* _Задания_
1) Как будет выглядеть фрагмент о возмещении вреда от «Что касается материального» до «свои законные права.», если отредактировать его, заменив «обвиняемый» на «осуждённый»?
2) Как можно продолжить фрагмент о возмещении вреда после его последнего предложения?

* _Фрагмент документа_
Что касается вреда. Очень редко происходит возмещение морального вреда в рамках уголовного судопроизводства. А ведь мы знаем, что по многим преступлениям моральный вред, особенно по преступлениям против личности, в большей степени значим, нежели материальный. Это надо учесть в наших законах. Чтобы мы добивались возмещения не только материального, но и морального ущерба.

Что касается материального ущерба. Даже за смерть потерпевшего возмещаются крайне низкие суммы. В США есть целый перечень обязательных платежей, которые должен произвести обвиняемый, возмещая материальный ущерб, даже учитываю транспортировку в медицинское учреждение. Консультация у врача, адвоката, иного рода выплаты, которые вынужден делать потерпевший, обеспечивая свои законные права.

* _Данные для анализа_

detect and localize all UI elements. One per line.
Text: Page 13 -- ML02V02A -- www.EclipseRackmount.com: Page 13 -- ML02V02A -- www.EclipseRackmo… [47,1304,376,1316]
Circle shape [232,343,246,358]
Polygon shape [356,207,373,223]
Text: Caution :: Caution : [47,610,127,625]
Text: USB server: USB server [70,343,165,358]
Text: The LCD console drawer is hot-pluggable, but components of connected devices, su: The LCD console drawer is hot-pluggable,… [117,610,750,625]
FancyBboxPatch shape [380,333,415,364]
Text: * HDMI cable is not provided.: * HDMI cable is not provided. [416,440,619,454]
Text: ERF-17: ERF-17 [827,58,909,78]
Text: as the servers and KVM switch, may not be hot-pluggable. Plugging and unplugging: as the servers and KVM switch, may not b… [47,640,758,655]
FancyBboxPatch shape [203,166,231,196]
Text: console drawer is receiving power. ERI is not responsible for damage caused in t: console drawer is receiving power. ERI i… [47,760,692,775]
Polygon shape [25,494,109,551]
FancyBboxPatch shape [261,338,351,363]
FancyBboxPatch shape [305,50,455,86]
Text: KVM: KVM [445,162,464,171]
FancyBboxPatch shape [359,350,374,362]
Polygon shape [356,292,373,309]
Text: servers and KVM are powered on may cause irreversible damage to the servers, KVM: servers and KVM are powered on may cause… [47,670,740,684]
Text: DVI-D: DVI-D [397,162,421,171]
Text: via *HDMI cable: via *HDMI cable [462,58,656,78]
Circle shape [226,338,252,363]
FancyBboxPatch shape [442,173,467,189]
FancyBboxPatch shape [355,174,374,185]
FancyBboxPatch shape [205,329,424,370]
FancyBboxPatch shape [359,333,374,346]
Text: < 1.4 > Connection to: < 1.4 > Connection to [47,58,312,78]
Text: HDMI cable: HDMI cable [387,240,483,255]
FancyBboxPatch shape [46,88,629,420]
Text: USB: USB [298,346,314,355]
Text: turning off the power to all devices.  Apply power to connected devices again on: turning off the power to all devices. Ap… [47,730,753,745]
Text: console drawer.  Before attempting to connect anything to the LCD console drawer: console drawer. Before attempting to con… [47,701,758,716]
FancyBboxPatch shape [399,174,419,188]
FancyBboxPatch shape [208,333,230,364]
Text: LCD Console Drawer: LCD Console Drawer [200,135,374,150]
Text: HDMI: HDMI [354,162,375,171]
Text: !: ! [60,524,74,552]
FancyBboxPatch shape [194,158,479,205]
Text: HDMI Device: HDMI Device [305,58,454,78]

* _Ответы_
1)
Что касается материального ущерба. Даже за смерть потерпевшего возмещаются крайне низкие суммы. В США есть целый перечень обязательных платежей, которые должен произвести осуждённый, возмещая материальный ущерб, даже учитываю транспортировку в медицинское учреждение. Консультация у врача, адвоката, иного рода выплаты, которые вынужден делать потерпевший, обеспечивая свои законные права.

2)
За каждым убийством всегда стоит потеря человека, кормильца, который должен обеспечивать престарелых родителей. В Московских терактах погибли в основном молодые люди. У них остались родители. Кто будет обеспечивать им достойную старость? Они ведь надеялись на своих детей. А дети погибли от рук преступников. Давайте включим в полном объеме весь ущерб, который был причинен данным преступлением в ту обязанность, которую должен обеспечить соответствующий осужденный. Это не простая задача, однако мы даже не приближаемся к ее решению, хотя такой опыт за рубежом есть.

Мы должны вырабатывать такие позиции, которые смогли бы стать ориентиром для того, чтобы в полном объеме были возмещены  все виды вреда, которые причиняются осужденным потерпевшему.

Мы уже проводили специальное заседание по поводу защиты прав детей. Я с сожалением, должен констатировать, что после того, как мы увеличили наказание за сексуальные преступления в отношении детей, картина радикально не изменилась. За прошедший год в некоторых регионах проблема даже усугубилась. Я убежден, что пока мы не подкрепим меру уголовного наказания за преступления в отношении детей мерами социальной защиты, профилактики, установим индивидуальную работу с семьями, с неблагополучными родителями, с подростками, прав детей в полной мере не защитить.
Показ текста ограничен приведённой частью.